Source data
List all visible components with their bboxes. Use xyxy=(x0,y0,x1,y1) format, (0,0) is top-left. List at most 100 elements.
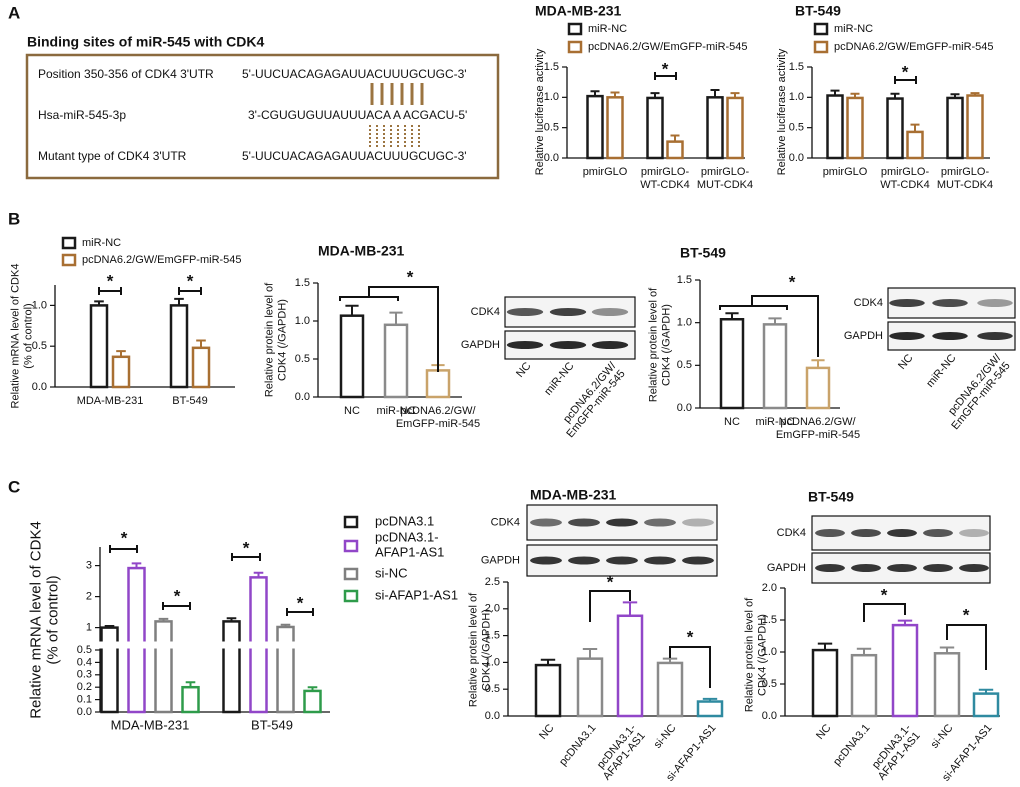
bar xyxy=(276,625,295,714)
y-tick-label: 1.5 xyxy=(789,61,804,73)
y-axis-label: Relative protein level ofCDK4 (/GAPDH) xyxy=(743,597,768,712)
error-bar xyxy=(725,312,739,320)
blot-band xyxy=(815,564,845,572)
legend-swatch xyxy=(343,567,359,581)
text-line: pmirGLO- xyxy=(941,166,990,178)
legend-label: pcDNA6.2/GW/EmGFP-miR-545 xyxy=(82,254,242,266)
blot-band xyxy=(506,341,544,349)
legend-label: pcDNA3.1 xyxy=(375,513,434,528)
y-tick-label: 1.5 xyxy=(295,277,310,289)
y-axis-label: Relative protein level ofCDK4 (/GAPDH) xyxy=(647,287,672,402)
blot-row-label: CDK4 xyxy=(854,297,883,309)
bar xyxy=(646,96,664,160)
blot-row-label: CDK4 xyxy=(777,527,806,539)
y-tick-label: 0.4 xyxy=(77,656,92,668)
bar xyxy=(666,140,684,160)
significance-bracket xyxy=(863,603,906,622)
significance-bracket xyxy=(669,646,711,688)
text-line: (% of control) xyxy=(22,303,34,368)
y-tick-label: 0.5 xyxy=(762,678,777,690)
blot-row-label: CDK4 xyxy=(471,306,500,318)
y-tick-label: 0.5 xyxy=(677,359,692,371)
blot-lane-label: NC xyxy=(896,352,915,372)
bar xyxy=(425,369,451,399)
text-line: Relative protein level of xyxy=(647,287,659,402)
blot-band xyxy=(682,518,714,527)
legend-label: miR-NC xyxy=(588,23,627,35)
error-bar xyxy=(307,686,318,691)
error-bar xyxy=(850,92,860,98)
blot-band xyxy=(568,556,600,565)
blot-band xyxy=(889,299,925,307)
bar xyxy=(100,626,119,714)
bar xyxy=(805,366,831,410)
blot-band xyxy=(887,529,917,537)
legend-label: pcDNA6.2/GW/EmGFP-miR-545 xyxy=(834,41,994,53)
error-bar xyxy=(950,93,960,98)
bar xyxy=(606,96,624,160)
blot-band xyxy=(932,332,968,340)
panel-label: B xyxy=(8,209,20,228)
x-tick-label: pmirGLO xyxy=(583,166,628,178)
blot-lane-label: NC xyxy=(514,360,533,380)
significance-label: * xyxy=(243,538,250,557)
blot-band xyxy=(606,518,638,527)
legend-swatch xyxy=(567,40,583,54)
significance-label: * xyxy=(121,528,128,547)
text-line: pcDNA6.2/GW/ xyxy=(400,405,476,417)
pairing-lines xyxy=(370,83,424,105)
bar xyxy=(127,566,146,714)
x-tick-label: pcDNA6.2/GW/EmGFP-miR-545 xyxy=(776,416,860,441)
panel-label: C xyxy=(8,477,20,496)
error-bar xyxy=(622,601,638,616)
blot-band xyxy=(549,341,587,349)
bar xyxy=(706,96,724,160)
error-bar xyxy=(185,681,196,688)
y-tick-label: 1.0 xyxy=(485,656,500,668)
bar xyxy=(656,661,684,718)
y-tick-label: 1.0 xyxy=(544,91,559,103)
axis-break xyxy=(90,641,332,649)
blot-lane-label: miR-NC xyxy=(924,352,958,390)
y-tick-label: 1.5 xyxy=(677,274,692,286)
legend-label: pcDNA3.1-AFAP1-AS1 xyxy=(375,530,444,560)
x-tick-label: NC xyxy=(724,416,740,428)
text-line: CDK4 (/GAPDH) xyxy=(480,609,492,691)
y-tick-label: 2.0 xyxy=(762,582,777,594)
blot-band xyxy=(506,308,544,316)
blot-row-label: GAPDH xyxy=(461,339,500,351)
significance-label: * xyxy=(902,62,909,81)
y-tick-label: 0.5 xyxy=(32,340,47,352)
significance-bracket xyxy=(109,545,138,553)
text-line: EmGFP-miR-545 xyxy=(776,429,860,441)
text-line: (% of control) xyxy=(44,575,61,664)
error-bar xyxy=(94,300,104,306)
error-bar xyxy=(610,91,620,98)
error-bar xyxy=(196,339,206,348)
x-tick-label: pcDNA6.2/GW/EmGFP-miR-545 xyxy=(396,405,480,430)
error-bar xyxy=(670,134,680,142)
blot-band xyxy=(682,556,714,565)
blot-band xyxy=(644,518,676,527)
y-tick-label: 1.5 xyxy=(544,61,559,73)
y-tick-label: 3 xyxy=(86,560,92,572)
bar xyxy=(886,97,904,160)
error-bar xyxy=(104,625,115,628)
error-bar xyxy=(817,642,833,651)
bar xyxy=(972,692,1000,718)
bar xyxy=(726,96,744,160)
chart-title: BT-549 xyxy=(680,245,726,261)
bar xyxy=(891,623,919,718)
text-line: CDK4 (/GAPDH) xyxy=(276,299,288,381)
bar xyxy=(383,323,409,399)
significance-bracket xyxy=(589,590,631,622)
y-tick-label: 0.2 xyxy=(77,681,92,693)
text-line: pmirGLO- xyxy=(701,166,750,178)
significance-label: * xyxy=(789,272,796,291)
panel-label: A xyxy=(8,3,20,22)
blot-row-label: GAPDH xyxy=(481,554,520,566)
x-tick-label: pcDNA3.1-AFAP1-AS1 xyxy=(867,722,923,783)
y-tick-label: 0.5 xyxy=(485,683,500,695)
significance-bracket xyxy=(719,295,819,357)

PROBLEM TO WORK ON: In the records above, find every line containing the word "panel" and show it.

RESULT:
panel-label: B xyxy=(8,209,20,228)
panel-label: C xyxy=(8,477,20,496)
panel-label: A xyxy=(8,3,20,22)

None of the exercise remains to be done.